EXERCISE REQUIREMENTS:
Every line of the data that contains the string "left" must be copied.

RECORDS FOR THIS EXERCISE:
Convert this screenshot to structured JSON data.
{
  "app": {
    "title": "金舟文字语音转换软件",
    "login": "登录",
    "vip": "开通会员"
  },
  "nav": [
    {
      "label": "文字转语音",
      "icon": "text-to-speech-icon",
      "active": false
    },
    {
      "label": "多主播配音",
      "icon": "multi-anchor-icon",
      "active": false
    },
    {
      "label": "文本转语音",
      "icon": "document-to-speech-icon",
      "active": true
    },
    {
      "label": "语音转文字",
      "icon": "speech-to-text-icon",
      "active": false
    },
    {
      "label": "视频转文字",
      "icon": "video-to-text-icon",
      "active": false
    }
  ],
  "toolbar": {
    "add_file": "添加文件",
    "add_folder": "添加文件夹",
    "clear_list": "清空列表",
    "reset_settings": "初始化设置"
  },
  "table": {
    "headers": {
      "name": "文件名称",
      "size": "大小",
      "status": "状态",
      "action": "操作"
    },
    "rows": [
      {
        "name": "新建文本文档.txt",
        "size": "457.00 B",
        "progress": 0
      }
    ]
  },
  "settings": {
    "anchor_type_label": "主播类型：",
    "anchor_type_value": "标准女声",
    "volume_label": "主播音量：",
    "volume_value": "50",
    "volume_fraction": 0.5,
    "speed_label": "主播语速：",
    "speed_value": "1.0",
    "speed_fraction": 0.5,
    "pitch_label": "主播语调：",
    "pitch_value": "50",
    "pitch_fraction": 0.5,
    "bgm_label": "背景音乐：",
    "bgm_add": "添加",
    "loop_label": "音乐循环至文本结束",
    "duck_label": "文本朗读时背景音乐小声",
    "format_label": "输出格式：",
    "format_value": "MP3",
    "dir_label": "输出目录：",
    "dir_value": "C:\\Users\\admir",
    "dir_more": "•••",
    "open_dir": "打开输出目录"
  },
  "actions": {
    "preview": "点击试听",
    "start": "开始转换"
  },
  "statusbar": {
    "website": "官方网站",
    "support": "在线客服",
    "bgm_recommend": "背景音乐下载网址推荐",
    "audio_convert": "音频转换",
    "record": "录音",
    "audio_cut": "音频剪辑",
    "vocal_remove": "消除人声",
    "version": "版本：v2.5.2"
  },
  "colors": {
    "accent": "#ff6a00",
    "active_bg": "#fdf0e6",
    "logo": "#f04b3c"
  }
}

==

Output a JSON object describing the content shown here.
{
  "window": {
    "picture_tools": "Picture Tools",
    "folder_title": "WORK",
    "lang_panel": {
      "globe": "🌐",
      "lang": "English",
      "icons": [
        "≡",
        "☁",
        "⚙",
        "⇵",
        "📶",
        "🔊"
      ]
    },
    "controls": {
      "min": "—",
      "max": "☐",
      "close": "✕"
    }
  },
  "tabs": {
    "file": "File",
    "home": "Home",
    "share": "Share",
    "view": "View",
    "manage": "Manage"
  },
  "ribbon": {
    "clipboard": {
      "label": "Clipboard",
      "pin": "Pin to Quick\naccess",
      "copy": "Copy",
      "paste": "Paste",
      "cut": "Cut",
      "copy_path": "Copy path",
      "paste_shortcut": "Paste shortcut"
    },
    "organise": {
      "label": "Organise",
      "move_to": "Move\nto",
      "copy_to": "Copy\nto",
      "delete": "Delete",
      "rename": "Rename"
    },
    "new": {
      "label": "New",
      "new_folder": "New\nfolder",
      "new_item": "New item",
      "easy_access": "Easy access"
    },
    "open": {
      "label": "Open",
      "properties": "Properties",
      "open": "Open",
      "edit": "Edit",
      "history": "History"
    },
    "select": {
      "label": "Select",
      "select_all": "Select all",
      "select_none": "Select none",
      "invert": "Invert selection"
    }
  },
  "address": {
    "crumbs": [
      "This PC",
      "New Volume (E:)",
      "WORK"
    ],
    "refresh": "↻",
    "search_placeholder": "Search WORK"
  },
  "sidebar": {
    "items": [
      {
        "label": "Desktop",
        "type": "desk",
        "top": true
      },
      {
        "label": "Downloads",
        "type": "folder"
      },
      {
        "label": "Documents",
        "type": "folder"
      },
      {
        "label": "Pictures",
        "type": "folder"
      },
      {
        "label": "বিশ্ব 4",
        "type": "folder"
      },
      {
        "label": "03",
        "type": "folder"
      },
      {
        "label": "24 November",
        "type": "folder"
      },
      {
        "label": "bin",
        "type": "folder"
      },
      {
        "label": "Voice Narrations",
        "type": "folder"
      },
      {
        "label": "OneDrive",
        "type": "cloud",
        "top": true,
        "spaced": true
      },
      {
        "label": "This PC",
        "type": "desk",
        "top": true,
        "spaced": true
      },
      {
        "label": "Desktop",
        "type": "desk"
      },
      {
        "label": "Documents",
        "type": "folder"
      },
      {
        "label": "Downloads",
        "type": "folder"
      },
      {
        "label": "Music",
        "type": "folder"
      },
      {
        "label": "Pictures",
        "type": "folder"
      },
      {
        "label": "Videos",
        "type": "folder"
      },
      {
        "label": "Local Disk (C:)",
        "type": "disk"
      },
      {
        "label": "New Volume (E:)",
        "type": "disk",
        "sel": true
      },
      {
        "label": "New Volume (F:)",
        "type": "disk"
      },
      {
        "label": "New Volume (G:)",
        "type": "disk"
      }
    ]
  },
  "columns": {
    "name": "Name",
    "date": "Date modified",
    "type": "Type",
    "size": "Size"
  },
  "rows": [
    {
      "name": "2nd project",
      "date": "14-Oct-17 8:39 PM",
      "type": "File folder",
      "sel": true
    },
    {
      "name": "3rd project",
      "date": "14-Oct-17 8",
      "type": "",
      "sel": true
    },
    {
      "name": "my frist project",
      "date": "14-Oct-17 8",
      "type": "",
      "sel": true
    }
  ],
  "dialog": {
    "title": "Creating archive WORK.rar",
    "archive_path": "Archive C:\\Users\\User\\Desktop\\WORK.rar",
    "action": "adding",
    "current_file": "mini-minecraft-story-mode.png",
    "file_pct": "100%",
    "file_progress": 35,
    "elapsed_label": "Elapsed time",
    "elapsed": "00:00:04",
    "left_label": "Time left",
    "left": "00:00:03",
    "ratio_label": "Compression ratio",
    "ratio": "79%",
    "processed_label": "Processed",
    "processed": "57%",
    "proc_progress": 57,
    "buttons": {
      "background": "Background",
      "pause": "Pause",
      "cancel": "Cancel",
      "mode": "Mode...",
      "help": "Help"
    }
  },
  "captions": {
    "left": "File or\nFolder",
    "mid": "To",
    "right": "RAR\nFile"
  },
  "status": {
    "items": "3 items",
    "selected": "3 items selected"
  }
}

SOLUTION TO THE PROBLEM:
    "left_label": "Time left",
    "left": "00:00:03",
    "left": "File or\nFolder",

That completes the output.